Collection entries
=-=-=

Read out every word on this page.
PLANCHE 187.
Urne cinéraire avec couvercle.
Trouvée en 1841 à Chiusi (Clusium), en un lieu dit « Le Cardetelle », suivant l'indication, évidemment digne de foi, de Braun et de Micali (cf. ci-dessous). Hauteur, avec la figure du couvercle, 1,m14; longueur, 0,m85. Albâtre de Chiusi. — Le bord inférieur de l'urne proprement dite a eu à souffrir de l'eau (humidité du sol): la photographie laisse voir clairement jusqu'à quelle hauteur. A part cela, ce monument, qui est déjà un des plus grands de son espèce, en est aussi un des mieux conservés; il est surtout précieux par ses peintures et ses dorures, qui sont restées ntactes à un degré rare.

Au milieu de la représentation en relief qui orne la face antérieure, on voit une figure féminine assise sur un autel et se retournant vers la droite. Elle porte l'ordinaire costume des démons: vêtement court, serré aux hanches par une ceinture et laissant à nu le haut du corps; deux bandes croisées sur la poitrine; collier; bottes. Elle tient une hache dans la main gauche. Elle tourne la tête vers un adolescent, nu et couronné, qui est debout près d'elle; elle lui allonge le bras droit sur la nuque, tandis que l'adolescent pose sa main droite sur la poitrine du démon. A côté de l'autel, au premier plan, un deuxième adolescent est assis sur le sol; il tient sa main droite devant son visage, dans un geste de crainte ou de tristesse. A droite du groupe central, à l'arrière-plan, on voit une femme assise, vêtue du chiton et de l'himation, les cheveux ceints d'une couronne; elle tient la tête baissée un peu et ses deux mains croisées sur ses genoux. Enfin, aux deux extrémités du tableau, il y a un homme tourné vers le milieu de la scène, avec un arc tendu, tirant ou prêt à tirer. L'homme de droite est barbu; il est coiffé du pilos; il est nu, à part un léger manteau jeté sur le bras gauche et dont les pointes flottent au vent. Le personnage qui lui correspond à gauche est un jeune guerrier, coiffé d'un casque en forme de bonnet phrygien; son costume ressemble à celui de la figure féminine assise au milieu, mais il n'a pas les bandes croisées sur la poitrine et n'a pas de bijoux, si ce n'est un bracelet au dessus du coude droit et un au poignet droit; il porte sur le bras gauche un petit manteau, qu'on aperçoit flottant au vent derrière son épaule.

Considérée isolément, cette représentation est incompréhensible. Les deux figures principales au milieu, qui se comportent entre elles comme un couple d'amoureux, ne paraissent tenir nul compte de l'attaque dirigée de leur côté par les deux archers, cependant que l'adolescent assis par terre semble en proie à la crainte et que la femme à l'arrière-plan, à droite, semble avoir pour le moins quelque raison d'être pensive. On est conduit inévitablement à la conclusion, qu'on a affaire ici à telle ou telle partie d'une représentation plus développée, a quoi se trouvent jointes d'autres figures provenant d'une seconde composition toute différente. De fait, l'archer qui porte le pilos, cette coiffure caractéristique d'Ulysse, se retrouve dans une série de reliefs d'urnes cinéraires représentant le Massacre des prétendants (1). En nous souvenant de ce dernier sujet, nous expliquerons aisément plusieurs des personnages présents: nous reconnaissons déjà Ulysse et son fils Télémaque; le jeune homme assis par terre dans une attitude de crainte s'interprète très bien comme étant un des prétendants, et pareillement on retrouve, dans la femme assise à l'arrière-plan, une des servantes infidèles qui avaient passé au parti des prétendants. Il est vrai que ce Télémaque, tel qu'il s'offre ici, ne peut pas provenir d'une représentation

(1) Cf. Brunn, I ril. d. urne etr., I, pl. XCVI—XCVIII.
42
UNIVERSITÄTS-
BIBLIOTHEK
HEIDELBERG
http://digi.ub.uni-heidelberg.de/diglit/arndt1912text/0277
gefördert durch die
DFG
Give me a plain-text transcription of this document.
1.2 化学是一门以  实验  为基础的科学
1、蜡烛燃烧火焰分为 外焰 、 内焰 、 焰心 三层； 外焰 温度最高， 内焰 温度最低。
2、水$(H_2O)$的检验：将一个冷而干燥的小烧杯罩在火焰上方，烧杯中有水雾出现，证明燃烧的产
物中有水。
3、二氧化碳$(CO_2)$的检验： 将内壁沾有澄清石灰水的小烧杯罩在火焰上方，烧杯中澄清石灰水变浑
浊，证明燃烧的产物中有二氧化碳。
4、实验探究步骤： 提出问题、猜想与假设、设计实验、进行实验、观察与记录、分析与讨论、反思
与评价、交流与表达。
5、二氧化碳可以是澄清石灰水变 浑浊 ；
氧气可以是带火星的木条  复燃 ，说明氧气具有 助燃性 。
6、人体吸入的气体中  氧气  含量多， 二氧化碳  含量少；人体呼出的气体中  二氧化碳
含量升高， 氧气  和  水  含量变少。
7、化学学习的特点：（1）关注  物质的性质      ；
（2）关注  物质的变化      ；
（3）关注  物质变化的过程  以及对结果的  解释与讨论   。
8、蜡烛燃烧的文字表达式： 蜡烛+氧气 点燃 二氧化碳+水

=-=-=

**Task to complete**
Please reproduce each record precisely as written.

**Answer to the exercise**
Read out every word on this page.
PLANCHE 187.
Urne cinéraire avec couvercle.
Trouvée en 1841 à Chiusi (Clusium), en un lieu dit « Le Cardetelle », suivant l'indication, évidemment digne de foi, de Braun et de Micali (cf. ci-dessous). Hauteur, avec la figure du couvercle, 1,m14; longueur, 0,m85. Albâtre de Chiusi. — Le bord inférieur de l'urne proprement dite a eu à souffrir de l'eau (humidité du sol): la photographie laisse voir clairement jusqu'à quelle hauteur. A part cela, ce monument, qui est déjà un des plus grands de son espèce, en est aussi un des mieux conservés; il est surtout précieux par ses peintures et ses dorures, qui sont restées ntactes à un degré rare.

Au milieu de la représentation en relief qui orne la face antérieure, on voit une figure féminine assise sur un autel et se retournant vers la droite. Elle porte l'ordinaire costume des démons: vêtement court, serré aux hanches par une ceinture et laissant à nu le haut du corps; deux bandes croisées sur la poitrine; collier; bottes. Elle tient une hache dans la main gauche. Elle tourne la tête vers un adolescent, nu et couronné, qui est debout près d'elle; elle lui allonge le bras droit sur la nuque, tandis que l'adolescent pose sa main droite sur la poitrine du démon. A côté de l'autel, au premier plan, un deuxième adolescent est assis sur le sol; il tient sa main droite devant son visage, dans un geste de crainte ou de tristesse. A droite du groupe central, à l'arrière-plan, on voit une femme assise, vêtue du chiton et de l'himation, les cheveux ceints d'une couronne; elle tient la tête baissée un peu et ses deux mains croisées sur ses genoux. Enfin, aux deux extrémités du tableau, il y a un homme tourné vers le milieu de la scène, avec un arc tendu, tirant ou prêt à tirer. L'homme de droite est barbu; il est coiffé du pilos; il est nu, à part un léger manteau jeté sur le bras gauche et dont les pointes flottent au vent. Le personnage qui lui correspond à gauche est un jeune guerrier, coiffé d'un casque en forme de bonnet phrygien; son costume ressemble à celui de la figure féminine assise au milieu, mais il n'a pas les bandes croisées sur la poitrine et n'a pas de bijoux, si ce n'est un bracelet au dessus du coude droit et un au poignet droit; il porte sur le bras gauche un petit manteau, qu'on aperçoit flottant au vent derrière son épaule.

Considérée isolément, cette représentation est incompréhensible. Les deux figures principales au milieu, qui se comportent entre elles comme un couple d'amoureux, ne paraissent tenir nul compte de l'attaque dirigée de leur côté par les deux archers, cependant que l'adolescent assis par terre semble en proie à la crainte et que la femme à l'arrière-plan, à droite, semble avoir pour le moins quelque raison d'être pensive. On est conduit inévitablement à la conclusion, qu'on a affaire ici à telle ou telle partie d'une représentation plus développée, a quoi se trouvent jointes d'autres figures provenant d'une seconde composition toute différente. De fait, l'archer qui porte le pilos, cette coiffure caractéristique d'Ulysse, se retrouve dans une série de reliefs d'urnes cinéraires représentant le Massacre des prétendants (1). En nous souvenant de ce dernier sujet, nous expliquerons aisément plusieurs des personnages présents: nous reconnaissons déjà Ulysse et son fils Télémaque; le jeune homme assis par terre dans une attitude de crainte s'interprète très bien comme étant un des prétendants, et pareillement on retrouve, dans la femme assise à l'arrière-plan, une des servantes infidèles qui avaient passé au parti des prétendants. Il est vrai que ce Télémaque, tel qu'il s'offre ici, ne peut pas provenir d'une représentation

(1) Cf. Brunn, I ril. d. urne etr., I, pl. XCVI—XCVIII.
42
UNIVERSITÄTS-
BIBLIOTHEK
HEIDELBERG
http://digi.ub.uni-heidelberg.de/diglit/arndt1912text/0277
gefördert durch die
DFG
Give me a plain-text transcription of this document.
1.2 化学是一门以  实验  为基础的科学
1、蜡烛燃烧火焰分为 外焰 、 内焰 、 焰心 三层； 外焰 温度最高， 内焰 温度最低。
2、水$(H_2O)$的检验：将一个冷而干燥的小烧杯罩在火焰上方，烧杯中有水雾出现，证明燃烧的产
物中有水。
3、二氧化碳$(CO_2)$的检验： 将内壁沾有澄清石灰水的小烧杯罩在火焰上方，烧杯中澄清石灰水变浑
浊，证明燃烧的产物中有二氧化碳。
4、实验探究步骤： 提出问题、猜想与假设、设计实验、进行实验、观察与记录、分析与讨论、反思
与评价、交流与表达。
5、二氧化碳可以是澄清石灰水变 浑浊 ；
氧气可以是带火星的木条  复燃 ，说明氧气具有 助燃性 。
6、人体吸入的气体中  氧气  含量多， 二氧化碳  含量少；人体呼出的气体中  二氧化碳
含量升高， 氧气  和  水  含量变少。
7、化学学习的特点：（1）关注  物质的性质      ；
（2）关注  物质的变化      ；
（3）关注  物质变化的过程  以及对结果的  解释与讨论   。
8、蜡烛燃烧的文字表达式： 蜡烛+氧气 点燃 二氧化碳+水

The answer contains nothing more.